Dataset rows ->
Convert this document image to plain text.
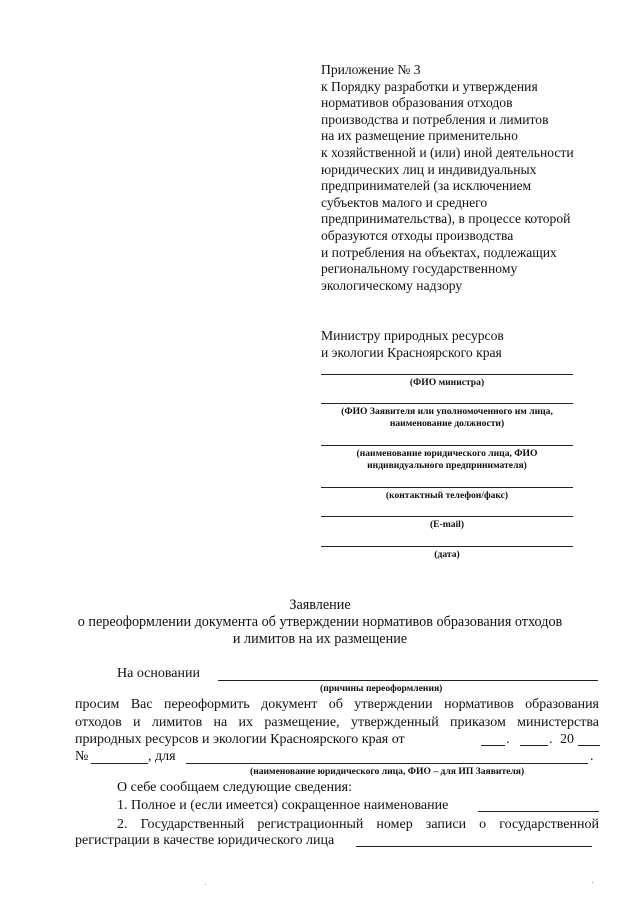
Приложение № 3
к Порядку разработки и утверждения
нормативов образования отходов
производства и потребления и лимитов
на их размещение применительно
к хозяйственной и (или) иной деятельности
юридических лиц и индивидуальных
предпринимателей (за исключением
субъектов малого и среднего
предпринимательства), в процессе которой
образуются отходы производства
и потребления на объектах, подлежащих
региональному государственному
экологическому надзору
Министру природных ресурсов
и экологии Красноярского края
(ФИО министра)
(ФИО Заявителя или уполномоченного им лица,
наименование должности)
(наименование юридического лица, ФИО
индивидуального предпринимателя)
(контактный телефон/факс)
(E-mail)
(дата)
Заявление
о переоформлении документа об утверждении нормативов образования отходов
и лимитов на их размещение
На основании
(причины переоформления)
просим Вас переоформить документ об утверждении нормативов образования
отходов и лимитов на их размещение, утвержденный приказом министерства
природных ресурсов и экологии Красноярского края от	.	. 20
№	, для	.
(наименование юридического лица, ФИО – для ИП Заявителя)
О себе сообщаем следующие сведения:
1. Полное и (если имеется) сокращенное наименование
2. Государственный регистрационный номер записи о государственной
регистрации в качестве юридического лица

Challenge -> Omit pictures; set down the rest of the material word for word.

Solution ->
Convert this document image to plain text.
Приложение № 3
к Порядку разработки и утверждения
нормативов образования отходов
производства и потребления и лимитов
на их размещение применительно
к хозяйственной и (или) иной деятельности
юридических лиц и индивидуальных
предпринимателей (за исключением
субъектов малого и среднего
предпринимательства), в процессе которой
образуются отходы производства
и потребления на объектах, подлежащих
региональному государственному
экологическому надзору
Министру природных ресурсов
и экологии Красноярского края
(ФИО министра)
(ФИО Заявителя или уполномоченного им лица,
наименование должности)
(наименование юридического лица, ФИО
индивидуального предпринимателя)
(контактный телефон/факс)
(E-mail)
(дата)
Заявление
о переоформлении документа об утверждении нормативов образования отходов
и лимитов на их размещение
На основании
(причины переоформления)
просим Вас переоформить документ об утверждении нормативов образования
отходов и лимитов на их размещение, утвержденный приказом министерства
природных ресурсов и экологии Красноярского края от	.	. 20
№	, для	.
(наименование юридического лица, ФИО – для ИП Заявителя)
О себе сообщаем следующие сведения:
1. Полное и (если имеется) сокращенное наименование
2. Государственный регистрационный номер записи о государственной
регистрации в качестве юридического лица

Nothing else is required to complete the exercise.